* OBJECTIVE: The records below must be written out exactly, with every picture left behind.

....................

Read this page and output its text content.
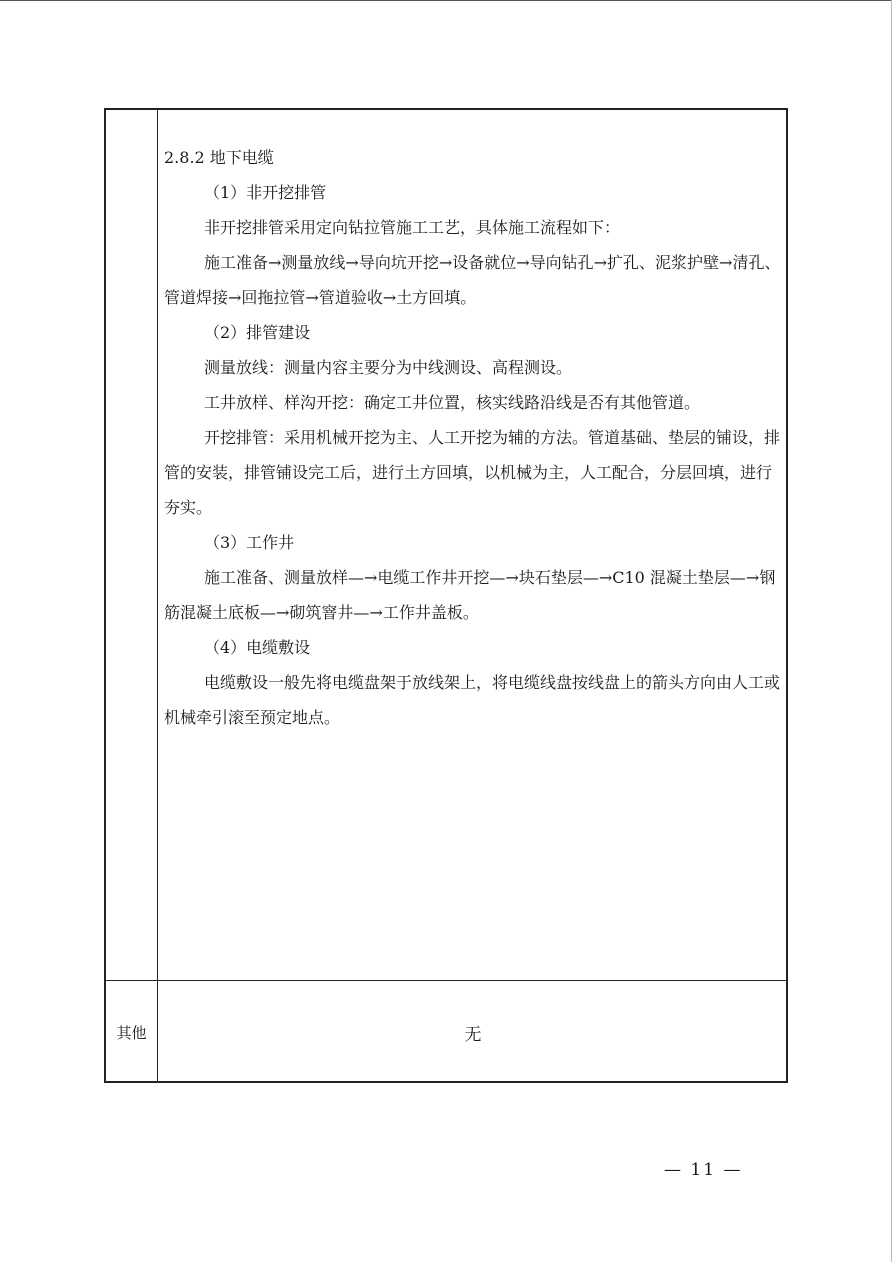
2.8.2 地下电缆

（1）非开挖排管

非开挖排管采用定向钻拉管施工工艺，具体施工流程如下：

施工准备→测量放线→导向坑开挖→设备就位→导向钻孔→扩孔、泥浆护壁→清孔、管道焊接→回拖拉管→管道验收→土方回填。

（2）排管建设

测量放线：测量内容主要分为中线测设、高程测设。

工井放样、样沟开挖：确定工井位置，核实线路沿线是否有其他管道。

开挖排管：采用机械开挖为主、人工开挖为辅的方法。管道基础、垫层的铺设，排管的安装，排管铺设完工后，进行土方回填，以机械为主，人工配合，分层回填，进行夯实。

（3）工作井

施工准备、测量放样—→电缆工作井开挖—→块石垫层—→C10 混凝土垫层—→钢筋混凝土底板—→砌筑窨井—→工作井盖板。

（4）电缆敷设

电缆敷设一般先将电缆盘架于放线架上，将电缆线盘按线盘上的箭头方向由人工或机械牵引滚至预定地点。

其他	无
— 11 —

....................

* WRITTEN RESPONSE:
Read this page and output its text content.
2.8.2 地下电缆

（1）非开挖排管

非开挖排管采用定向钻拉管施工工艺，具体施工流程如下：

施工准备→测量放线→导向坑开挖→设备就位→导向钻孔→扩孔、泥浆护壁→清孔、管道焊接→回拖拉管→管道验收→土方回填。

（2）排管建设

测量放线：测量内容主要分为中线测设、高程测设。

工井放样、样沟开挖：确定工井位置，核实线路沿线是否有其他管道。

开挖排管：采用机械开挖为主、人工开挖为辅的方法。管道基础、垫层的铺设，排管的安装，排管铺设完工后，进行土方回填，以机械为主，人工配合，分层回填，进行夯实。

（3）工作井

施工准备、测量放样—→电缆工作井开挖—→块石垫层—→C10 混凝土垫层—→钢筋混凝土底板—→砌筑窨井—→工作井盖板。

（4）电缆敷设

电缆敷设一般先将电缆盘架于放线架上，将电缆线盘按线盘上的箭头方向由人工或机械牵引滚至预定地点。

其他	无
— 11 —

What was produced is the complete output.